L'entrée principale de la Banque du Liban (BDL) Crédit Photo: Libnanews.com, tous droits réservés
L'entrée principale de la Banque du Liban (BDL) Crédit Photo: Libnanews.com, tous droits réservés

En août 2020, la Banque Mondiale publiait un rapport intitulé « Évaluation rapide des dommages et des besoins à Beyrouth » confirmant l’insolvabilité du système bancaire et disait : « Les réformes à court terme incluraient la restructuration du secteur bancaire (…). Cela impliquerait un programme de stabilisation macroéconomique, la refonte du cadre monétaire et des taux de change, la reconnaissance adéquate des pertes, la recapitalisation des banques d’importance systémique et la liquidation des banques sans importance systémique insolvables. Le retard pris dans la restructuration du secteur bancaire au cours des derniers mois a malheureusement aggravé la situation financière catastrophique du pays. »

L’article 6 de la loi n°110 (novembre 1991) relative au redressement du secteur bancaire dispose qu’en cas de cessation de paiements d’une banque, le gouverneur de la Banque du Liban (BDL) défère cette banque devant le Conseil bancaire supérieur qu’il préside.

Le président directeur-général de la banque, les membres du conseil d’administration, les directeurs exécutifs et les commissaires aux comptes de la banque au moment de la faillite ou durant la « période suspecte » de 18 mois précédent la cessation de paiements ne bénéficient alors plus du secret bancaire car ils sont tenus pour responsables et doivent même répondre sur leurs actifs du passif de la dite banque.

DONNÉES PRÉSENTÉES:
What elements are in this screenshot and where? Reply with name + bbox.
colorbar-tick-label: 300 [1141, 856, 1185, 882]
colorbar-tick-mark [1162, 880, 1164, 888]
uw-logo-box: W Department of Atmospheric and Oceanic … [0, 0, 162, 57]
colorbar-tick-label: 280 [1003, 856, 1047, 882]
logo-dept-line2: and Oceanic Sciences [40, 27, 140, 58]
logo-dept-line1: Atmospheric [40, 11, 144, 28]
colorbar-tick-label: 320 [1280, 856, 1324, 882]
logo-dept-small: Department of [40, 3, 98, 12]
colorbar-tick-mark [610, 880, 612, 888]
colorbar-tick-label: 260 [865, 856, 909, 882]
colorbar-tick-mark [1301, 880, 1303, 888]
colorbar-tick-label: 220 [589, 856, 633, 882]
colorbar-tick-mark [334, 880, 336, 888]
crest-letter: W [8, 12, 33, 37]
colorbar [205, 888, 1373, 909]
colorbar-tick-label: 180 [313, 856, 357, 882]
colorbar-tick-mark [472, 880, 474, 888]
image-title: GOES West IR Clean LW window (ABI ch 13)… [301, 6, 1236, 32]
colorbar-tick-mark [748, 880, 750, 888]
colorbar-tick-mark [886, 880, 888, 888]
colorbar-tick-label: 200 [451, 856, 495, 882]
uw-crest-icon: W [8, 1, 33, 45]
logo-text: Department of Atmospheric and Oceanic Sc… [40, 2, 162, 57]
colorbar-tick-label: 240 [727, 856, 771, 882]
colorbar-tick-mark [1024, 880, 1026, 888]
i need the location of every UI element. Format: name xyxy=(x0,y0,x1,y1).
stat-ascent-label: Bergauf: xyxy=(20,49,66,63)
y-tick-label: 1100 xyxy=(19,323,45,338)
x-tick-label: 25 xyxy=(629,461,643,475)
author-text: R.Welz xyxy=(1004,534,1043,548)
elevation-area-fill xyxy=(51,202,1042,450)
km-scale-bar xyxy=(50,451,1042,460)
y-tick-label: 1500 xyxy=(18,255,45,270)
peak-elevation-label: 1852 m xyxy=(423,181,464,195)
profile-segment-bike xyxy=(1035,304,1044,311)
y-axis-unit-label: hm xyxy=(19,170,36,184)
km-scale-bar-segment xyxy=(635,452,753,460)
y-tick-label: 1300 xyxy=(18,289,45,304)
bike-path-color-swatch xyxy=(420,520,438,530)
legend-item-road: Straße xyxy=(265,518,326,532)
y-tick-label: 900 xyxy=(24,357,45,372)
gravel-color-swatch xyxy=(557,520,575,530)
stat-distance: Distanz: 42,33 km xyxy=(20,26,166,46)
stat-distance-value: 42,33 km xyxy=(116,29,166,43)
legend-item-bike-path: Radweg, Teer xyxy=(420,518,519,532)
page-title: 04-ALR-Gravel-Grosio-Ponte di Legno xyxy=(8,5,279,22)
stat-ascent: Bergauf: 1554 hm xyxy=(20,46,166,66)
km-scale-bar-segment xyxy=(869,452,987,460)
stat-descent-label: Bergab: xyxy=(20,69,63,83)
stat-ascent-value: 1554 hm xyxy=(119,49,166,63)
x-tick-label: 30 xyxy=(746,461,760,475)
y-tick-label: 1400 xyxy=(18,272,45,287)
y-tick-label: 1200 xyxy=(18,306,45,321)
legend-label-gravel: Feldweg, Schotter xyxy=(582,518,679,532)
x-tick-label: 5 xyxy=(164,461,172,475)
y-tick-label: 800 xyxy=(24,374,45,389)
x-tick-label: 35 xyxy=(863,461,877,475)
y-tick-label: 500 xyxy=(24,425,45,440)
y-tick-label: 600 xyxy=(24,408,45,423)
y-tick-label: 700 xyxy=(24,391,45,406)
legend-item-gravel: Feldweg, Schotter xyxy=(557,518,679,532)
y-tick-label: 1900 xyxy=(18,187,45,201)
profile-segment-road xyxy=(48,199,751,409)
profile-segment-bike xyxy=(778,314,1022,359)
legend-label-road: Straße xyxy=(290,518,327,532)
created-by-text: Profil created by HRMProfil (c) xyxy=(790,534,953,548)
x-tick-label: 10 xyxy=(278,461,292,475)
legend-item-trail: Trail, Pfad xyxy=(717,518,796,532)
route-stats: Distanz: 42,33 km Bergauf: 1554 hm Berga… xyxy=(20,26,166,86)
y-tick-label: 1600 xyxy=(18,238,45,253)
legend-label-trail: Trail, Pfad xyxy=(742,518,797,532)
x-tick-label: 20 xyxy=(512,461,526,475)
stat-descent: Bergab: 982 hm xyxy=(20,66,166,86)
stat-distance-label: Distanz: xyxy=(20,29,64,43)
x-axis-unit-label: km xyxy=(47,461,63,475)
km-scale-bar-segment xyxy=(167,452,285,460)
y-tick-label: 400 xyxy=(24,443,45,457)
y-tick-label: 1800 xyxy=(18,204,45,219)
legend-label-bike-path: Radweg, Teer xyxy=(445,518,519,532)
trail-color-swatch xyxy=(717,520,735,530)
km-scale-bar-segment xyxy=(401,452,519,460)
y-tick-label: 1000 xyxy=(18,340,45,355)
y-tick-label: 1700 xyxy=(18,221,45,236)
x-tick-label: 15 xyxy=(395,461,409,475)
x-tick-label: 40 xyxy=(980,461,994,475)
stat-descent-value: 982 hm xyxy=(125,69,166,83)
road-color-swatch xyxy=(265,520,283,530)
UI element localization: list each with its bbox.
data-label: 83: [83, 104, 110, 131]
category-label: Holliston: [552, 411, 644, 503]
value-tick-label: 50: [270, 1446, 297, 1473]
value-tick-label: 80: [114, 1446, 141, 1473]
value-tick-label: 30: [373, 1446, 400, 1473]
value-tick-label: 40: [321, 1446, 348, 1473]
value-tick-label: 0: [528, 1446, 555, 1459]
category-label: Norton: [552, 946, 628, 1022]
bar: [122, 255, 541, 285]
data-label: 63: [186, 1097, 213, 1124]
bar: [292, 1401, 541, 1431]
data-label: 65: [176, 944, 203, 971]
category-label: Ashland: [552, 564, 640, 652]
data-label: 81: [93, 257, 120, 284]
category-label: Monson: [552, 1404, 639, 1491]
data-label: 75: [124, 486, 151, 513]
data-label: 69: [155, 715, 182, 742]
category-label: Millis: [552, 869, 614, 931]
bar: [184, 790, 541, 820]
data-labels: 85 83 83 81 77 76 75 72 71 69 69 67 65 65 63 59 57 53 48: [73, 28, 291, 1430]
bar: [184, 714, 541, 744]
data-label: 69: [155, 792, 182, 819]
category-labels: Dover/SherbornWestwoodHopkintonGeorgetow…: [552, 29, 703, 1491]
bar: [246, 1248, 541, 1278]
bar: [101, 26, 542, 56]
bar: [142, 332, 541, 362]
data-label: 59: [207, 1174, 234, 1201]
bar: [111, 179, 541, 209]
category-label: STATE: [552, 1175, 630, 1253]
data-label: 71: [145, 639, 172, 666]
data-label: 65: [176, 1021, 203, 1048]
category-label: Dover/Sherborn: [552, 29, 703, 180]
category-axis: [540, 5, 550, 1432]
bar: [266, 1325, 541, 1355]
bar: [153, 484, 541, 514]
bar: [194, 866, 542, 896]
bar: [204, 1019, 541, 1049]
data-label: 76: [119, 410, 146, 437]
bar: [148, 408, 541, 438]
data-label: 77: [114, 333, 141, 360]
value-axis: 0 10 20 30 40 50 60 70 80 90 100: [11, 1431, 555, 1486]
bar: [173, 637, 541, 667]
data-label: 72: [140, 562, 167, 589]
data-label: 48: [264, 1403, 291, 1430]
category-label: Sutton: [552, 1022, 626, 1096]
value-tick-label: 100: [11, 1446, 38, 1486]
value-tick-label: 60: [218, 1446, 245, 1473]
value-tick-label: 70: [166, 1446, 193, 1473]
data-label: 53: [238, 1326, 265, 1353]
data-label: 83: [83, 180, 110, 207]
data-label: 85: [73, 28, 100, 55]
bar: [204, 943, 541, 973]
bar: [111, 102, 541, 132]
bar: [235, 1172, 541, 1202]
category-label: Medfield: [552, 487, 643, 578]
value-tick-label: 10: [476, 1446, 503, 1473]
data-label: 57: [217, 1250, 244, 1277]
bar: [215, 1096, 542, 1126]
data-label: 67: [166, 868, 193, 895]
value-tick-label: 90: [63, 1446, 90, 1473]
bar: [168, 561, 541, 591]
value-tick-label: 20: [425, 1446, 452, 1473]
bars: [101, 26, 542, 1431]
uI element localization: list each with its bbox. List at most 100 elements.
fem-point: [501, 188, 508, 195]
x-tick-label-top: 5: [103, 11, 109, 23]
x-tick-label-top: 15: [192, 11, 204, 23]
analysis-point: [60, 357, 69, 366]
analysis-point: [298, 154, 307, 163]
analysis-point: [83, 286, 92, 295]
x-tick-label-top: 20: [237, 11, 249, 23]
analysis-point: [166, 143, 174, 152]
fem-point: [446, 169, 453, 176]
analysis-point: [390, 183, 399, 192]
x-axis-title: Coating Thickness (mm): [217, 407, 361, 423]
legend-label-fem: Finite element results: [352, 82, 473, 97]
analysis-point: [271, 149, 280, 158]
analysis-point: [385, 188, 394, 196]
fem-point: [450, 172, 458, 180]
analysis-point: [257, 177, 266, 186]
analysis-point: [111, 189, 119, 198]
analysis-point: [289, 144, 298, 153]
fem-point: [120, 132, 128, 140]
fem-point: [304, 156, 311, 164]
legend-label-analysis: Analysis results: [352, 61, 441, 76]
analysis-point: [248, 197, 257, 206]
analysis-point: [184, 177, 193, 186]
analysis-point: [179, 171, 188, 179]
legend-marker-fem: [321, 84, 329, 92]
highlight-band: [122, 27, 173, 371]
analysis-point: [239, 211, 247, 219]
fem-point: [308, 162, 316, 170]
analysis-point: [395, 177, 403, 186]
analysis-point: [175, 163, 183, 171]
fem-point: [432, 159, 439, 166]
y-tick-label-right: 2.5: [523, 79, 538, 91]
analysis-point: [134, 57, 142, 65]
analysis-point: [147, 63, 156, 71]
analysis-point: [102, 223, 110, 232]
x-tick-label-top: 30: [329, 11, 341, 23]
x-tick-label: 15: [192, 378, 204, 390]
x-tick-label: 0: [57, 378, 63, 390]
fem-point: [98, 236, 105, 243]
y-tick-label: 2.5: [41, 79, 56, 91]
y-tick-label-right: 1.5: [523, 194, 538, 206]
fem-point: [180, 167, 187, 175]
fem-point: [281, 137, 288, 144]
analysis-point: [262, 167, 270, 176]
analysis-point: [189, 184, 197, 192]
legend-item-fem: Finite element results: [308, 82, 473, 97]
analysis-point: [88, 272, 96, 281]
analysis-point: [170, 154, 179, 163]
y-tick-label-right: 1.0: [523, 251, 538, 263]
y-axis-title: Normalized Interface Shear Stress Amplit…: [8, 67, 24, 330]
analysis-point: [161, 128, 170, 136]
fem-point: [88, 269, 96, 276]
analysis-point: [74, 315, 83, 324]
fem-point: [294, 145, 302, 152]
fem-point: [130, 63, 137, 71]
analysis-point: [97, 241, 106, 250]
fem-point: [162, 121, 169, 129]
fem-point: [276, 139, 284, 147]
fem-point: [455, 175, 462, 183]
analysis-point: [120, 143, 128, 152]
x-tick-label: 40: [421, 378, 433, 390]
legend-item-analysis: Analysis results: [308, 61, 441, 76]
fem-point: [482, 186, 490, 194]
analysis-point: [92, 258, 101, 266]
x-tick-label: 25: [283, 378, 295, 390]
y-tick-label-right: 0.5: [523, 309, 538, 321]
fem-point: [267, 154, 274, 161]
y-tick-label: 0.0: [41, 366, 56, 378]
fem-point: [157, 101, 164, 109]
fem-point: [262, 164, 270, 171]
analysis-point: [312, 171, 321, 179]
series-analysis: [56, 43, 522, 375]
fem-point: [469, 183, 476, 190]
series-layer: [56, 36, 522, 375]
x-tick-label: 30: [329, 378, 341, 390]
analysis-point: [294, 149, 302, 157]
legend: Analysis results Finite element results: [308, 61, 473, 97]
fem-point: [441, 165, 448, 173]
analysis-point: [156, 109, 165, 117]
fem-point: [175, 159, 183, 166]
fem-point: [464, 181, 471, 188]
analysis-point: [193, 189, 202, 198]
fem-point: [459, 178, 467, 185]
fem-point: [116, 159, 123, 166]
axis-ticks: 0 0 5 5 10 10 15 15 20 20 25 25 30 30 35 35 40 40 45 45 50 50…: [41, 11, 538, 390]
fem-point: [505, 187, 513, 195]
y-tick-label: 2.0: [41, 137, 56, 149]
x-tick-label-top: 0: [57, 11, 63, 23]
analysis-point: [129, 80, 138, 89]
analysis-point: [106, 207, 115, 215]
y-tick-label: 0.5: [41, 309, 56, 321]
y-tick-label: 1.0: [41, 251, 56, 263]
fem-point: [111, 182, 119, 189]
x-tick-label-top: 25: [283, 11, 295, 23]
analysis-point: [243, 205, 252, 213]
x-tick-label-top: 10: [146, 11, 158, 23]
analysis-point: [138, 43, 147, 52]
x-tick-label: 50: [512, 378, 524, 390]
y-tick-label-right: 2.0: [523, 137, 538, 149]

TÂCHES À RÉALISER:
• a. Reproduisez mot pour mot le passage du texte sur le secteur bancaire libanais, en commençant par « Le président directeur-général » et en allant jusqu'à « la dite banque. ».
• b. Rédigez la suite du texte sur le secteur bancaire libanais à partir de sa dernière phrase.
Les données n'ont aucun rôle dans ce travail.

RÉPONSES DANS L'ORDRE:
• a.
Le président directeur-général de la banque, les membres du conseil d’administration, les directeurs exécutifs et les commissaires aux comptes de la banque au moment de la faillite ou durant la « période suspecte » de 18 mois précédent la cessation de paiements ne bénéficient alors plus du secret bancaire car ils sont tenus pour responsables et doivent même répondre sur leurs actifs du passif de la dite banque.

• b.
Le juge peut alors obtenir l’annulation d’actes et de transactions survenus durant cette période. Cela est confirmé dans l’article 508 du Code de commerce. Ainsi, les transferts vers l’étranger effectués durant l’automne 2019 et par la suite pourraient ainsi se voir annulés et les fonds être rapatriés.

La période suspecte qui relève du droit civil pourrait ainsi être plus efficace que le droit pénal pour lequel la Justice est plus lente et ne s’intéresse qu’aux virements relevant de l’enrichissement illicite qu’il faut prouver. D’ailleurs, en mars 2020, le procureur général près la Cour de cassation, le juge Ghassan Oueidat, à la tête du pouvoir judiciaire pénal (uniquement) et proche du Président du Conseil désigné Saad Hariri, a coupé l’herbe sous les pieds du procureur financier, le juge Ali Ibrahim, qui voulait geler les avoirs de 21 banques du pays et ceux des présidents des conseils d’administration de ces banques.

L’audit juricomptable (« forensic audit ») de la Banque Centrale vise à retracer l’historique des transactions afin de détecter d’éventuelles fraudes. Il piétine encore car la BDL et son gouverneur Riad Salamé ont mis des bâtons dans les roues du cabinet d’audit Alvarez & Marsal qui a même jeté l’éponge.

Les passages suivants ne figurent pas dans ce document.